- **Exercise objective**:
Filter the entries below, keeping every line that has the word "vielen".

- **Dataset**:

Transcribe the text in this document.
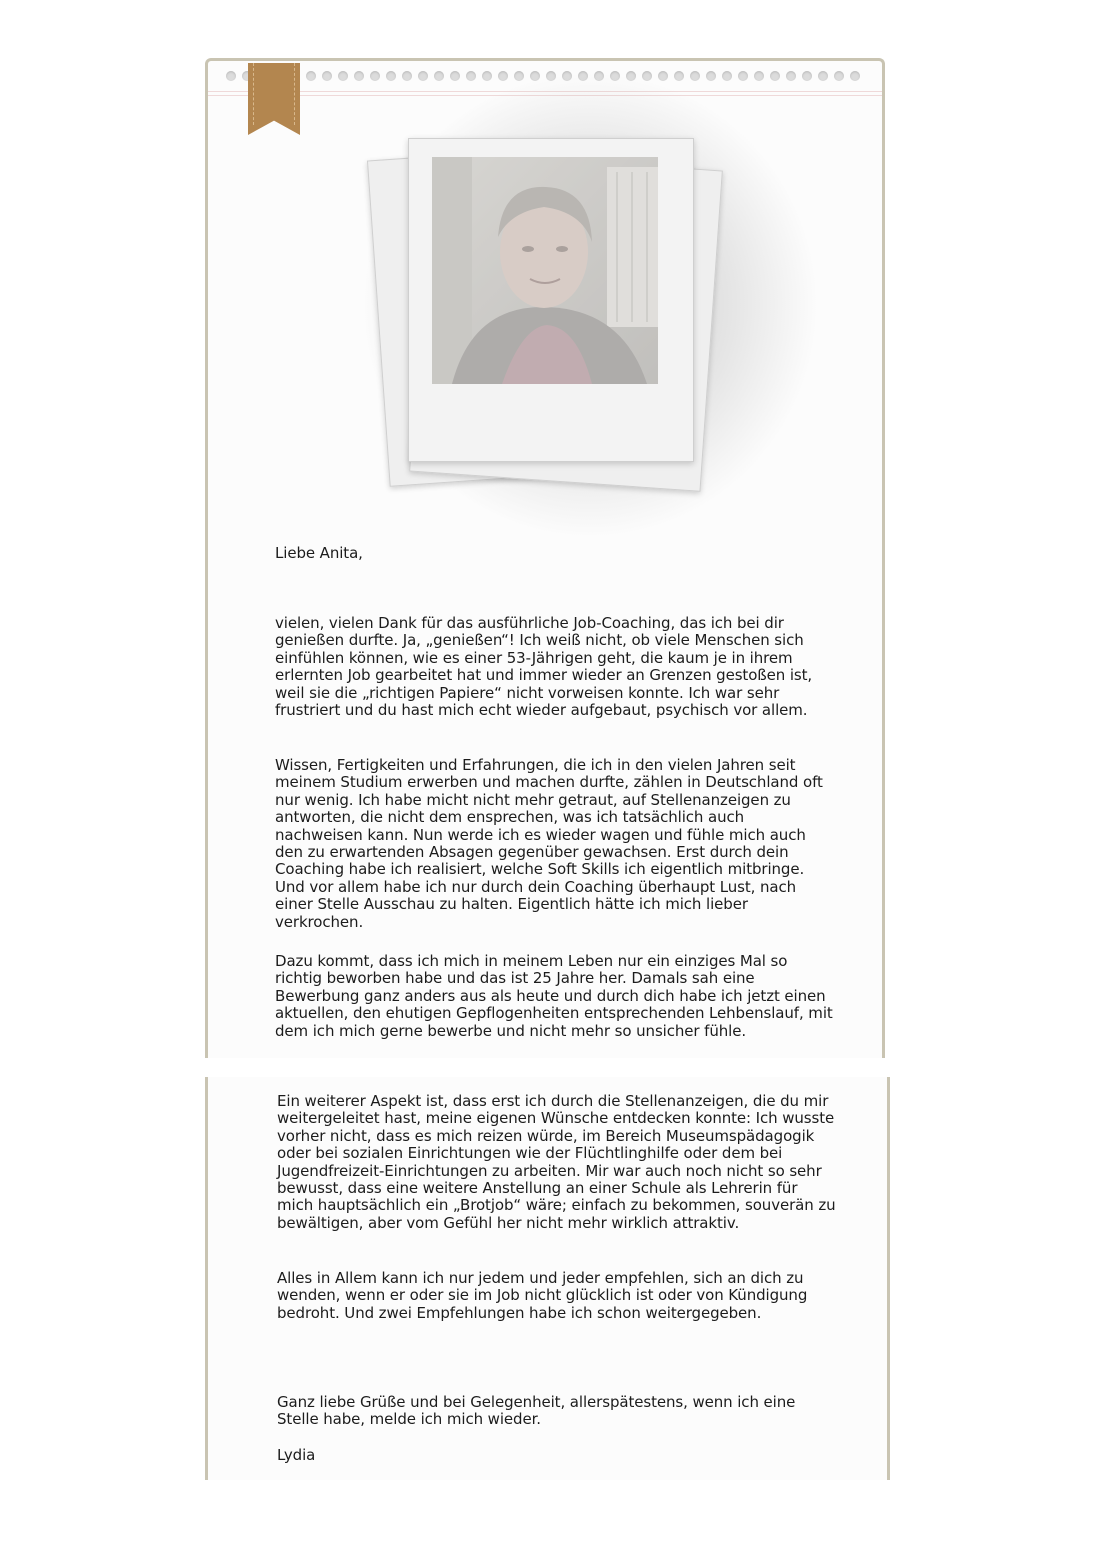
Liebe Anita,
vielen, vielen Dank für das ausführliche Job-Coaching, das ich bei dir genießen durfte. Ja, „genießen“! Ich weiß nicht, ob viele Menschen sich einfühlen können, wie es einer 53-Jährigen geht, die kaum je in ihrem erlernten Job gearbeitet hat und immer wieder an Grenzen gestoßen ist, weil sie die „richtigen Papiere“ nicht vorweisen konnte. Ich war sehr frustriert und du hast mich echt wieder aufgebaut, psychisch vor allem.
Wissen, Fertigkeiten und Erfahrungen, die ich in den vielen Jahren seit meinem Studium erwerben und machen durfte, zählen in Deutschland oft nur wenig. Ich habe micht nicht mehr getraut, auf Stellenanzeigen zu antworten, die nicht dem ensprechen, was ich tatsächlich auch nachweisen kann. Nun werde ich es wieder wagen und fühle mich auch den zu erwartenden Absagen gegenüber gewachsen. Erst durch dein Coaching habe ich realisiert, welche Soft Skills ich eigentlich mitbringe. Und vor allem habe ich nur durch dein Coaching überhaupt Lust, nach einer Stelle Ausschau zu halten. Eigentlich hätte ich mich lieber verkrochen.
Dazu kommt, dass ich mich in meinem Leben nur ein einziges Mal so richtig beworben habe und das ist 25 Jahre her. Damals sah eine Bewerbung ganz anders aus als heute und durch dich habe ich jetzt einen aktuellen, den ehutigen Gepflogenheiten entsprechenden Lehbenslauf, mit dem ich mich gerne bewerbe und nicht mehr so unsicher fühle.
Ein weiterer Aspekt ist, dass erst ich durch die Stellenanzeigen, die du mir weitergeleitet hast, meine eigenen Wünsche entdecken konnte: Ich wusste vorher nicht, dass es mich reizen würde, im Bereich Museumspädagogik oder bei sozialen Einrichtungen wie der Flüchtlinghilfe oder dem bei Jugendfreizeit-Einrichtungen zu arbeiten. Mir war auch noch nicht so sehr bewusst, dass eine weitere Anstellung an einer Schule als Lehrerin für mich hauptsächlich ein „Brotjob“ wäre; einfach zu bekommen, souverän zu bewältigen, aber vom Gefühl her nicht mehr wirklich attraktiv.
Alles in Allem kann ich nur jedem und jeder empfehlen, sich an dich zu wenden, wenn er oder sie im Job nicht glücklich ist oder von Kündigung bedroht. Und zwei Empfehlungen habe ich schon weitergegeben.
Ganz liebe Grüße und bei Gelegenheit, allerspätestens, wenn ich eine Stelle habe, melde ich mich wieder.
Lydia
...
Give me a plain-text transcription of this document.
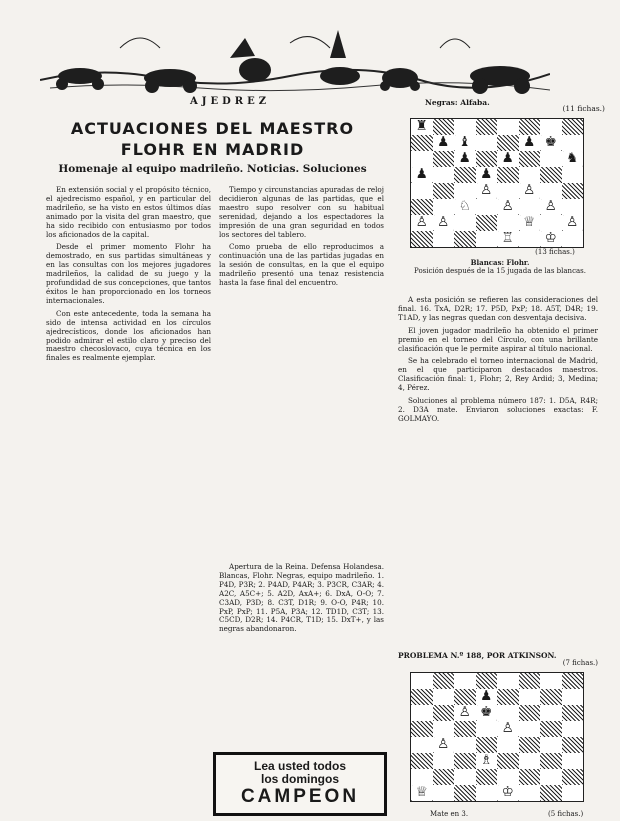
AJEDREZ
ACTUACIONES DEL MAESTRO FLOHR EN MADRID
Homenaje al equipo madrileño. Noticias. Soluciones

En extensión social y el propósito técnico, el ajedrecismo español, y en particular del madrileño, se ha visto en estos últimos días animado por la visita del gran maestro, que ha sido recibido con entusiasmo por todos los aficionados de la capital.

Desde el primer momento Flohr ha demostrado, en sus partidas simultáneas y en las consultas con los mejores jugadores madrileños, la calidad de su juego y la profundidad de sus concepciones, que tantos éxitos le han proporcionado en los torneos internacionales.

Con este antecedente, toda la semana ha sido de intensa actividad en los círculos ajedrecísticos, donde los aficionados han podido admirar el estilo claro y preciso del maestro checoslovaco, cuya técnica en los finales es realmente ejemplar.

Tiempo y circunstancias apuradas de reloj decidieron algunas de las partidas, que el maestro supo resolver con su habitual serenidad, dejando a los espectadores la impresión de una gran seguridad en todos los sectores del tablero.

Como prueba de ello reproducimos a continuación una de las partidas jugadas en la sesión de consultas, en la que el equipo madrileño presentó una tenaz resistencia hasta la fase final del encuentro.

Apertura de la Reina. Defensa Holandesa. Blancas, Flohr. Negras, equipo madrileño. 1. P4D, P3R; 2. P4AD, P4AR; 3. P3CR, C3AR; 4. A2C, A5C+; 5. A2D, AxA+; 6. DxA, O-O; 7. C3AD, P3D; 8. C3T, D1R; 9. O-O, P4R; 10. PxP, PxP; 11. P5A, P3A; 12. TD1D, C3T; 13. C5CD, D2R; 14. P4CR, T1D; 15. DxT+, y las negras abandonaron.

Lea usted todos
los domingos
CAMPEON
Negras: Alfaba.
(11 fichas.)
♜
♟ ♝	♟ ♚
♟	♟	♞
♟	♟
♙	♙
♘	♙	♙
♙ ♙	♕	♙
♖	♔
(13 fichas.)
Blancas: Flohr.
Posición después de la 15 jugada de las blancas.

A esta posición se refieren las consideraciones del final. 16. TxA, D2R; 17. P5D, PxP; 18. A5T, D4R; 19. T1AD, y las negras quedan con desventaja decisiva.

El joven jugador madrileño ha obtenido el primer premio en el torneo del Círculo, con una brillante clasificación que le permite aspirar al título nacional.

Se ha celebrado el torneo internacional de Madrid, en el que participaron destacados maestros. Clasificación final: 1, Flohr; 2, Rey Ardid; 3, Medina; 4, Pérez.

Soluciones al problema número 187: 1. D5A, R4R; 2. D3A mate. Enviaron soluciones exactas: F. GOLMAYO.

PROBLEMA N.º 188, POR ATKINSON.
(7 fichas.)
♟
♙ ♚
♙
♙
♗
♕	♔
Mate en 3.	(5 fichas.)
--
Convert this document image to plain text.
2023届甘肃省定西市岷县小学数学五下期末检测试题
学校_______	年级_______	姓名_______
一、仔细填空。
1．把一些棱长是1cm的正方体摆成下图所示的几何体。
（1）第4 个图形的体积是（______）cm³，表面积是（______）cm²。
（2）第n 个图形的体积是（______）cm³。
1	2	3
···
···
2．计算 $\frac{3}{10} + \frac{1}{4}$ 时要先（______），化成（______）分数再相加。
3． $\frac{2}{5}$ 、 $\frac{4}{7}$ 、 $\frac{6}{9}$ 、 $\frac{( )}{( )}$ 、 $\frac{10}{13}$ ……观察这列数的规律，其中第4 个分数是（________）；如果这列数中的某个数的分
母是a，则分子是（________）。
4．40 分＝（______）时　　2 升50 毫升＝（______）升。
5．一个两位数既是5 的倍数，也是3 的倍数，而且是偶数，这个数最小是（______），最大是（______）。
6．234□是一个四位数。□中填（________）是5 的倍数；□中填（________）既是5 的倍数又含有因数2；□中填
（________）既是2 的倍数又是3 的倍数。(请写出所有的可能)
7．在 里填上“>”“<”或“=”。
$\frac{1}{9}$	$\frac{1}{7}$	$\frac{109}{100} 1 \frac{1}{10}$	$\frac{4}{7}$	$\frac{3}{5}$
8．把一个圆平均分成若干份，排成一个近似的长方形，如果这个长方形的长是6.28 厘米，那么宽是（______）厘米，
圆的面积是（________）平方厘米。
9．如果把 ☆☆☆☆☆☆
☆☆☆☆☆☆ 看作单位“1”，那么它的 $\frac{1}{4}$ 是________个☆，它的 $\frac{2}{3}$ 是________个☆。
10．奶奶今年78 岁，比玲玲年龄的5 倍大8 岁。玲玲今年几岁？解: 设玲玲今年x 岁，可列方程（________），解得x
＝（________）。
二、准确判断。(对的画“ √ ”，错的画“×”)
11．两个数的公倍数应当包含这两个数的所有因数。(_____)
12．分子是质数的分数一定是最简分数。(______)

- **Final result**:
vielen, vielen Dank für das ausführliche Job-Coaching, das ich bei dir genießen durfte. Ja, „genießen“! Ich weiß nicht, ob viele Menschen sich einfühlen können, wie es einer 53-Jährigen geht, die kaum je in ihrem erlernten Job gearbeitet hat und immer wieder an Grenzen gestoßen ist, weil sie die „richtigen Papiere“ nicht vorweisen konnte. Ich war sehr frustriert und du hast mich echt wieder aufgebaut, psychisch vor allem.
Wissen, Fertigkeiten und Erfahrungen, die ich in den vielen Jahren seit meinem Studium erwerben und machen durfte, zählen in Deutschland oft nur wenig. Ich habe micht nicht mehr getraut, auf Stellenanzeigen zu antworten, die nicht dem ensprechen, was ich tatsächlich auch nachweisen kann. Nun werde ich es wieder wagen und fühle mich auch den zu erwartenden Absagen gegenüber gewachsen. Erst durch dein Coaching habe ich realisiert, welche Soft Skills ich eigentlich mitbringe. Und vor allem habe ich nur durch dein Coaching überhaupt Lust, nach einer Stelle Ausschau zu halten. Eigentlich hätte ich mich lieber verkrochen.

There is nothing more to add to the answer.